**PROVIDED DATA:**
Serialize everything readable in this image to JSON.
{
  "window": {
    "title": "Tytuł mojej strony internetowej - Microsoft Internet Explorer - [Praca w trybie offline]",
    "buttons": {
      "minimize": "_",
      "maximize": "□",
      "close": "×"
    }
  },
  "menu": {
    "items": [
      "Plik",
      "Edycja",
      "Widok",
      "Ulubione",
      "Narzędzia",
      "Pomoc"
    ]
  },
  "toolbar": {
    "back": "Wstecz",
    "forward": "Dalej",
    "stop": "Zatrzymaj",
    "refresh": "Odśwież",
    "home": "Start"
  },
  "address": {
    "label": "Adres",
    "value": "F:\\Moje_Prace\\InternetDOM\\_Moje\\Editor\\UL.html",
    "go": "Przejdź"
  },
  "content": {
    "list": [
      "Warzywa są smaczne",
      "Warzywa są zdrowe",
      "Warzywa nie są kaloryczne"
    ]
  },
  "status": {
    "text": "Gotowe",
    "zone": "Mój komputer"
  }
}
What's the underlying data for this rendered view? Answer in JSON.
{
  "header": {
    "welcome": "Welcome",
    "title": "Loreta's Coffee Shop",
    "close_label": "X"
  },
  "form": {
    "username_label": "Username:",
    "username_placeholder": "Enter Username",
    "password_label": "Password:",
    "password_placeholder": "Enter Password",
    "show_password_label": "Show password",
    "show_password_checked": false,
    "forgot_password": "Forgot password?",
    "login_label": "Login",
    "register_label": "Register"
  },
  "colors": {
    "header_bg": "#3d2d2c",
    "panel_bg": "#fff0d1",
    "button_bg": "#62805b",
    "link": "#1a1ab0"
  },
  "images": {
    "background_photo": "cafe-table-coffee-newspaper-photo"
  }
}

**BRIEF:** Within the listing above, copy each line that has the string "this".

**REPLY:**
Serialize everything readable in this image to JSON.
What's the underlying data for this rendered view? Answer in JSON.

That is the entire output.